> [What to do] Transcribe every record that appears below, exactly and in full.

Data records
-=-=-=-=-
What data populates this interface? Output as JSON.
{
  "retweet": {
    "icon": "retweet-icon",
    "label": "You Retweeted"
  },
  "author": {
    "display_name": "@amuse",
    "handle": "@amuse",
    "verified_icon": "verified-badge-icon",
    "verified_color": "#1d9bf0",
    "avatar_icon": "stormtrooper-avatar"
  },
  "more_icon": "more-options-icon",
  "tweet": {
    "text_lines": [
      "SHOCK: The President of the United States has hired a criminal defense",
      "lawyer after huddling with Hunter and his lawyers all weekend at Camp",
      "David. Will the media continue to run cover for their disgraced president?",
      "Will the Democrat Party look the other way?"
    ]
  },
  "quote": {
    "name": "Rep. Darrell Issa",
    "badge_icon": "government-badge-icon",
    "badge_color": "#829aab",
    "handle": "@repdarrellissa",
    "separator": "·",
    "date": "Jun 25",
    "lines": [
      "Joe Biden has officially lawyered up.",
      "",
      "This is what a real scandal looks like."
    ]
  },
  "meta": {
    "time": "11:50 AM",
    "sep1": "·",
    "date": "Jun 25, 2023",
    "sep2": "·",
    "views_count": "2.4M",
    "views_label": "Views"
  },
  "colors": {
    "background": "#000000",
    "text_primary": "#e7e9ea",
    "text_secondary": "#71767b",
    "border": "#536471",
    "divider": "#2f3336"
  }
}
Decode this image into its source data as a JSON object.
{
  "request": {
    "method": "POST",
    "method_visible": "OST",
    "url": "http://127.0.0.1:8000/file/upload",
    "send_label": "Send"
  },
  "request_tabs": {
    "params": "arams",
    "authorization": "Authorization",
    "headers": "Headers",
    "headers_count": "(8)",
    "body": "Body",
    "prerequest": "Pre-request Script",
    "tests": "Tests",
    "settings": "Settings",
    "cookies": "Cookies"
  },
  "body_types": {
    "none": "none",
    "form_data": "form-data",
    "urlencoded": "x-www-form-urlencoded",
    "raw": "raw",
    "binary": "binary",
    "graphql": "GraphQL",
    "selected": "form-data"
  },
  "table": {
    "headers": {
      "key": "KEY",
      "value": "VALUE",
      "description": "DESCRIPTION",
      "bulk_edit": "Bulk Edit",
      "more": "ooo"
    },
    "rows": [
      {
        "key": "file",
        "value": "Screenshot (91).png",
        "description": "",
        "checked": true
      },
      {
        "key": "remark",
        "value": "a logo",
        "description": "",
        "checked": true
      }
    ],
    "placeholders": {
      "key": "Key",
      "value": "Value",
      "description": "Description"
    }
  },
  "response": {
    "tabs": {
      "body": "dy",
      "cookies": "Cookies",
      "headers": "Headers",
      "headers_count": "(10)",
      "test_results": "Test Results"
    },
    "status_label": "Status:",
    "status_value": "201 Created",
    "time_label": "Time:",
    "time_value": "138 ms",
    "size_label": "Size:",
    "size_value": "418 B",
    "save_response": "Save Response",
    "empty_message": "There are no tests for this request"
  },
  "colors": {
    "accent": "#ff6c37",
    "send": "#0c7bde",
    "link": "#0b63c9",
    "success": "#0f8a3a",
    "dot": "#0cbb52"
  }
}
-=-=-=-=-
> [Final result]
What data populates this interface? Output as JSON.
{
  "retweet": {
    "icon": "retweet-icon",
    "label": "You Retweeted"
  },
  "author": {
    "display_name": "@amuse",
    "handle": "@amuse",
    "verified_icon": "verified-badge-icon",
    "verified_color": "#1d9bf0",
    "avatar_icon": "stormtrooper-avatar"
  },
  "more_icon": "more-options-icon",
  "tweet": {
    "text_lines": [
      "SHOCK: The President of the United States has hired a criminal defense",
      "lawyer after huddling with Hunter and his lawyers all weekend at Camp",
      "David. Will the media continue to run cover for their disgraced president?",
      "Will the Democrat Party look the other way?"
    ]
  },
  "quote": {
    "name": "Rep. Darrell Issa",
    "badge_icon": "government-badge-icon",
    "badge_color": "#829aab",
    "handle": "@repdarrellissa",
    "separator": "·",
    "date": "Jun 25",
    "lines": [
      "Joe Biden has officially lawyered up.",
      "",
      "This is what a real scandal looks like."
    ]
  },
  "meta": {
    "time": "11:50 AM",
    "sep1": "·",
    "date": "Jun 25, 2023",
    "sep2": "·",
    "views_count": "2.4M",
    "views_label": "Views"
  },
  "colors": {
    "background": "#000000",
    "text_primary": "#e7e9ea",
    "text_secondary": "#71767b",
    "border": "#536471",
    "divider": "#2f3336"
  }
}
Decode this image into its source data as a JSON object.
{
  "request": {
    "method": "POST",
    "method_visible": "OST",
    "url": "http://127.0.0.1:8000/file/upload",
    "send_label": "Send"
  },
  "request_tabs": {
    "params": "arams",
    "authorization": "Authorization",
    "headers": "Headers",
    "headers_count": "(8)",
    "body": "Body",
    "prerequest": "Pre-request Script",
    "tests": "Tests",
    "settings": "Settings",
    "cookies": "Cookies"
  },
  "body_types": {
    "none": "none",
    "form_data": "form-data",
    "urlencoded": "x-www-form-urlencoded",
    "raw": "raw",
    "binary": "binary",
    "graphql": "GraphQL",
    "selected": "form-data"
  },
  "table": {
    "headers": {
      "key": "KEY",
      "value": "VALUE",
      "description": "DESCRIPTION",
      "bulk_edit": "Bulk Edit",
      "more": "ooo"
    },
    "rows": [
      {
        "key": "file",
        "value": "Screenshot (91).png",
        "description": "",
        "checked": true
      },
      {
        "key": "remark",
        "value": "a logo",
        "description": "",
        "checked": true
      }
    ],
    "placeholders": {
      "key": "Key",
      "value": "Value",
      "description": "Description"
    }
  },
  "response": {
    "tabs": {
      "body": "dy",
      "cookies": "Cookies",
      "headers": "Headers",
      "headers_count": "(10)",
      "test_results": "Test Results"
    },
    "status_label": "Status:",
    "status_value": "201 Created",
    "time_label": "Time:",
    "time_value": "138 ms",
    "size_label": "Size:",
    "size_value": "418 B",
    "save_response": "Save Response",
    "empty_message": "There are no tests for this request"
  },
  "colors": {
    "accent": "#ff6c37",
    "send": "#0c7bde",
    "link": "#0b63c9",
    "success": "#0f8a3a",
    "dot": "#0cbb52"
  }
}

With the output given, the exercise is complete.